La Birmanie est en ébullition depuis le putsch du 1er février qui a mis fin à une parenthèse démocratique de dix ans. Ce coup d’Etat a provoqué des manifestations, des affrontements entre les militaires et des milices citoyennes, et une recrudescence des violences avec des factions ethniques. Le corps enseignant, en uniforme vert et blanc, a été un des premiers à défiler contre la junte. Beaucoup de professeurs ont aussi rejoint l’appel à la grève des cheminots, des médecins, des ingénieurs ou des ouvriers qui paralyse des secteurs entiers de l’économie.
Sans salaire depuis des mois, beaucoup refusent de retourner enseigner, ulcérée par le bain de sang des forces de sécurité qui ont tué ces derniers mois au moins 840 civils, dont des adolescents et des enfants.
Une crainte d’endoctrinement
Les élèves participent aussi en nombre au boycott de l’école. Fin mai, deux jours avant la clôture des inscriptions, 90 % d’entre eux n’étaient pas enregistrés dans un établissement, d’après le média Myanmar Now, de nombreux parents craignant que leurs enfants soient endoctrinés. Des manifestations ont été organisées à travers le pays pour décourager les familles.
« Ne soyez pas tristes de ne pas envoyer votre enfant à l’école. Certains parents n’ont pas d’enfants à inscrire », car étant tombés sous les balles des soldats et des policiers, ont écrit des opposants à la junte sur une banderole déployée dans la région de Bago, au nord-est de Rangoun.
De nombreux messages ont aussi fleuri sur les façades des établissements : « Nous ne voulons pas des enseignants qui servent les esclavagistes militaires », « nous ne voulons pas des traîtres », pouvait-on lire sur le mur d’un lycée du centre de la Birmanie.
Quant aux universités, un petit nombre a rouvert début mai. Mais les salles restent vides, alors que de nombreux étudiants sont en première ligne du mouvement de contestation. « Pas un seul de mes amis ne va en cours », relève un jeune birman inscrit en anglais à Mawlamyine (sud), théâtre d’une répression brutale des forces de sécurité en février.
Un an sans apprentissage organisé
« Plus de 12 millions d’enfants et de jeunes birmans n’ont pas eu accès à un apprentissage organisé depuis plus d’un an », ont déploré fin mai l’Unicef, l’Unesco et l’ONG Save The Children dans une déclaration commune. « Le manque d’accès à une éducation sûre et de qualité menace de créer une génération entière qui n’aura pas la possibilité d’apprendre ».
○ ○ ○ ○ ○
À FAIRE:
1: Résumez en deux phrases le texte sur la Birmanie.
2: Renvoyez sans rien changer le passage du texte sur la Birmanie qui va de « De nombreux messages » à « sécurité en février. ».

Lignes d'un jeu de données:
○ ○ ○ ○ ○
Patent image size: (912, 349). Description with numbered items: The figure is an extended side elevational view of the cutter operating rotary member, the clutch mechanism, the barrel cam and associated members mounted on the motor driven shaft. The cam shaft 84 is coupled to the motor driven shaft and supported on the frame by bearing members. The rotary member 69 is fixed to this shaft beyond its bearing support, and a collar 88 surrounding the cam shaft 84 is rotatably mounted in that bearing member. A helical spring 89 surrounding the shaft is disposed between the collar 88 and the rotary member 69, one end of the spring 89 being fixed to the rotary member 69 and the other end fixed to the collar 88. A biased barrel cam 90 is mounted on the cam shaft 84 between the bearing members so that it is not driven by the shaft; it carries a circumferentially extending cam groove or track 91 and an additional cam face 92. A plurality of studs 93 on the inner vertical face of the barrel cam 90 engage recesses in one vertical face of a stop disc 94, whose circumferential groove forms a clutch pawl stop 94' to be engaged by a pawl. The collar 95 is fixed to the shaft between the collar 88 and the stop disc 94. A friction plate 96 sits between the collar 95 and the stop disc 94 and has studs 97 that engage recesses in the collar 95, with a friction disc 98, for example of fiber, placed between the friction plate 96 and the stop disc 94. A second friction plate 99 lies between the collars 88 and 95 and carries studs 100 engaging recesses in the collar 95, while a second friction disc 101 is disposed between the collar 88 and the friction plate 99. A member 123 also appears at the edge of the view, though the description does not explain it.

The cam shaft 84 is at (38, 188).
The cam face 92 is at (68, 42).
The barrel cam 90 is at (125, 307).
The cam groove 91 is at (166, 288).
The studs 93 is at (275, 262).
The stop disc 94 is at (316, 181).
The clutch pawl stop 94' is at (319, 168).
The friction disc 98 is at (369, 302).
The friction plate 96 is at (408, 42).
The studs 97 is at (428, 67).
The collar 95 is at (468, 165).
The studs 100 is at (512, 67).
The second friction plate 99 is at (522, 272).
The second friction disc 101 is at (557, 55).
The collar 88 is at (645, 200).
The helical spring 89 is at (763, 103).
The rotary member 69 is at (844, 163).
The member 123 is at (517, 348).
○ ○ ○ ○ ○
RÉPONSES:
1: Depuis le putsch du 1er février, qui a mis fin à une parenthèse démocratique de dix ans, la Birmanie connaît manifestations, affrontements et violences, et beaucoup d'enseignants, sans salaire depuis des mois, refusent de retourner enseigner. Les élèves boycottent aussi l'école en nombre et les universités rouvertes restent vides, tandis que l'Unicef, l'Unesco et Save The Children déplorent que plus de 12 millions d'enfants et de jeunes birmans n'aient pas eu accès à un apprentissage organisé depuis plus d'un an.

2:
De nombreux messages ont aussi fleuri sur les façades des établissements : « Nous ne voulons pas des enseignants qui servent les esclavagistes militaires », « nous ne voulons pas des traîtres », pouvait-on lire sur le mur d’un lycée du centre de la Birmanie.
Quant aux universités, un petit nombre a rouvert début mai. Mais les salles restent vides, alors que de nombreux étudiants sont en première ligne du mouvement de contestation. « Pas un seul de mes amis ne va en cours », relève un jeune birman inscrit en anglais à Mawlamyine (sud), théâtre d’une répression brutale des forces de sécurité en février.